GIVEN TASK: Return all lines with the word "document" in them.

DATA LINES:

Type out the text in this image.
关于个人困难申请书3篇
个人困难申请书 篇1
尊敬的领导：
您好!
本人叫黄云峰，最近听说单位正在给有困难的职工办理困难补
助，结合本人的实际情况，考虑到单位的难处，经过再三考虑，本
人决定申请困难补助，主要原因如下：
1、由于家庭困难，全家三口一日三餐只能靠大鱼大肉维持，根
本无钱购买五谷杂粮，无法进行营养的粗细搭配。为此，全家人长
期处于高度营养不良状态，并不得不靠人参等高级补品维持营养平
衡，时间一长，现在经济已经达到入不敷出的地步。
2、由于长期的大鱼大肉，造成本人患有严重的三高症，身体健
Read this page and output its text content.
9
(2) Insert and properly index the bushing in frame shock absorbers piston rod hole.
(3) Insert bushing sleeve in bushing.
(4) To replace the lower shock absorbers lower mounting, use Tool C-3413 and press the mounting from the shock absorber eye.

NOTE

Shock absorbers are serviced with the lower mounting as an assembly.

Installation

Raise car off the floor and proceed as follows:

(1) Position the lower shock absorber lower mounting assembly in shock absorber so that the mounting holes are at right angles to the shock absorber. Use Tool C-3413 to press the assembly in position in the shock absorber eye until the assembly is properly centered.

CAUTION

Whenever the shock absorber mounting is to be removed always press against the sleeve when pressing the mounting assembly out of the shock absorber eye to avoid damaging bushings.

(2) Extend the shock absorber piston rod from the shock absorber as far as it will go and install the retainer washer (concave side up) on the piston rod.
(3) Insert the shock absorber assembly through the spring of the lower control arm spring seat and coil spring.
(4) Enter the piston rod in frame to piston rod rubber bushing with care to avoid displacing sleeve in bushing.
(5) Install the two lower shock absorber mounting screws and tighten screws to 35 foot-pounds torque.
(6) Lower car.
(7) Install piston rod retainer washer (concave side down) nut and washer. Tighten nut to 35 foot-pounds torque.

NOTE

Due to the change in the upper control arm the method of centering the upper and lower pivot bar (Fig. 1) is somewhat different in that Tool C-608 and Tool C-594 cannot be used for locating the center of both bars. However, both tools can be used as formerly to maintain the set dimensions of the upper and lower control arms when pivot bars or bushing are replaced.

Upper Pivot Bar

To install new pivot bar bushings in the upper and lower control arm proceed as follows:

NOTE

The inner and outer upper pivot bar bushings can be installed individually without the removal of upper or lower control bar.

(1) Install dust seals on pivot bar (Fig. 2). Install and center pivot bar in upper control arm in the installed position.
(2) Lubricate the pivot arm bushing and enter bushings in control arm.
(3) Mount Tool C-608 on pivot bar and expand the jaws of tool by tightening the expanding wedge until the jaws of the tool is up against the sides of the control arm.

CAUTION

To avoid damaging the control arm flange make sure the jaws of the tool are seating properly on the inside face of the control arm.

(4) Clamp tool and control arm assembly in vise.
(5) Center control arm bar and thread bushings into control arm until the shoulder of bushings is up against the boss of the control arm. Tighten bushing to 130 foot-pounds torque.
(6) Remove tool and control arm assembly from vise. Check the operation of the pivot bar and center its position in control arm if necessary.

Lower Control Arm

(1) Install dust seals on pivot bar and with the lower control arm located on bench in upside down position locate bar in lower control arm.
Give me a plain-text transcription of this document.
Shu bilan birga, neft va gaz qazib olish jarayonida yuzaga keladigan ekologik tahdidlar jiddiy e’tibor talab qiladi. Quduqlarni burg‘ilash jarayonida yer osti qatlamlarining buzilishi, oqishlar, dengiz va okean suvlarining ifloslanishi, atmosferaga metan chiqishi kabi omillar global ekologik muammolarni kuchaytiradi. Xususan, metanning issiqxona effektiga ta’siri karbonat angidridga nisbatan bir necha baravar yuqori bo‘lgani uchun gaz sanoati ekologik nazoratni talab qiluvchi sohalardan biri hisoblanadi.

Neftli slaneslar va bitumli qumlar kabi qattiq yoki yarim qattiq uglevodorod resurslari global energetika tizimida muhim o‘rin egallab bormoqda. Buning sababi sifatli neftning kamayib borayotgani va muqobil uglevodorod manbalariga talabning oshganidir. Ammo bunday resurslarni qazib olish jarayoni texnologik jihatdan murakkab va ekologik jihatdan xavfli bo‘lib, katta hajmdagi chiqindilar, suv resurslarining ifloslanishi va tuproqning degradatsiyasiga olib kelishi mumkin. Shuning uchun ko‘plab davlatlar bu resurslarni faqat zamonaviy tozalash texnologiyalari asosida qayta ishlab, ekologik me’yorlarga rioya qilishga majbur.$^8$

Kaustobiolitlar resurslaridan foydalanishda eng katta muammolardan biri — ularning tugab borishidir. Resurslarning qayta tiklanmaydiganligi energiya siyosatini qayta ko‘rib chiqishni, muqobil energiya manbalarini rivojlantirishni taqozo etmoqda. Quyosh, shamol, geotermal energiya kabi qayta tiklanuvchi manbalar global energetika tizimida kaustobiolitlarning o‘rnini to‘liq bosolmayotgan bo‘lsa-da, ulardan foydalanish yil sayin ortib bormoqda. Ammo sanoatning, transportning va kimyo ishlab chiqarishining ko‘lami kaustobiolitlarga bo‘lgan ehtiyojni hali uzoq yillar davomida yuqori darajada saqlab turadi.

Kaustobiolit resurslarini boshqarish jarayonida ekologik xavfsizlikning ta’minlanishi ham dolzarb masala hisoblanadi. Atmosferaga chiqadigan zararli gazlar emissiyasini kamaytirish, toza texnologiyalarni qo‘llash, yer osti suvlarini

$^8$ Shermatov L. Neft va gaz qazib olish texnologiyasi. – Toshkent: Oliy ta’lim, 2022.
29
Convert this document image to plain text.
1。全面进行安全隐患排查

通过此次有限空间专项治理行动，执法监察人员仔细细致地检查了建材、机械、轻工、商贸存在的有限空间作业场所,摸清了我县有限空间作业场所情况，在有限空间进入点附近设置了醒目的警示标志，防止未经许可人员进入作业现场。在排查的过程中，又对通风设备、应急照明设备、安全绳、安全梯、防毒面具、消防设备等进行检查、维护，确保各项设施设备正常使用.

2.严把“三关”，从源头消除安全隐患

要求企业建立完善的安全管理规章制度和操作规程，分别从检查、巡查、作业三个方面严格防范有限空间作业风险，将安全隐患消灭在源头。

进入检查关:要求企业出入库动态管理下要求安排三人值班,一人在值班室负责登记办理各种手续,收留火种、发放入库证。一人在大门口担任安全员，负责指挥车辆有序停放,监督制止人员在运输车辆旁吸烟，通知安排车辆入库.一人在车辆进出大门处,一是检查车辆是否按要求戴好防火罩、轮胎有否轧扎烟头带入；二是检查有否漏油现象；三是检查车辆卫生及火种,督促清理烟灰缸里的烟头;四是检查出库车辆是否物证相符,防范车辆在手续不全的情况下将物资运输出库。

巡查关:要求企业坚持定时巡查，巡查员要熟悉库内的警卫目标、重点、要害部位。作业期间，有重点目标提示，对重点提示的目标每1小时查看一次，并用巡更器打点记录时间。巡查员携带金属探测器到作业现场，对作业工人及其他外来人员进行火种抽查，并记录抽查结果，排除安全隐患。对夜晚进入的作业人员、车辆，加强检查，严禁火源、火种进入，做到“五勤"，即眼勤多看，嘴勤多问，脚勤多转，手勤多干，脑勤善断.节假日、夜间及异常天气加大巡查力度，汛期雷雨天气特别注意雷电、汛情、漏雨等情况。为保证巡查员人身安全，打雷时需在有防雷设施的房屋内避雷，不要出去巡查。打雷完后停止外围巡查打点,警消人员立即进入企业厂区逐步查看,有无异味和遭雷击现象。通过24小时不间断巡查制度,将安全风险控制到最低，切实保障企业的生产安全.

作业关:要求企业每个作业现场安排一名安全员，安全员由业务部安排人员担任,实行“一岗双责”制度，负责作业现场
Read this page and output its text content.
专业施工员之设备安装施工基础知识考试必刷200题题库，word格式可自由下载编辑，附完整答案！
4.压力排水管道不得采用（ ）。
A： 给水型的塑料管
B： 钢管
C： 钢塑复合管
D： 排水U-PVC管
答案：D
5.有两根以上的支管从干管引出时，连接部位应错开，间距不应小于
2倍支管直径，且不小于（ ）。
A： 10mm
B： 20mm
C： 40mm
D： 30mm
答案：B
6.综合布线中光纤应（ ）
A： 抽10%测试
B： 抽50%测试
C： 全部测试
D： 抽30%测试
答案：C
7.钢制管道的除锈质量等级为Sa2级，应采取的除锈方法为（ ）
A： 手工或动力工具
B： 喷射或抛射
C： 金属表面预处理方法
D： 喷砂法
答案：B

ANSWER:
Give me a plain-text transcription of this document.
Convert this document image to plain text.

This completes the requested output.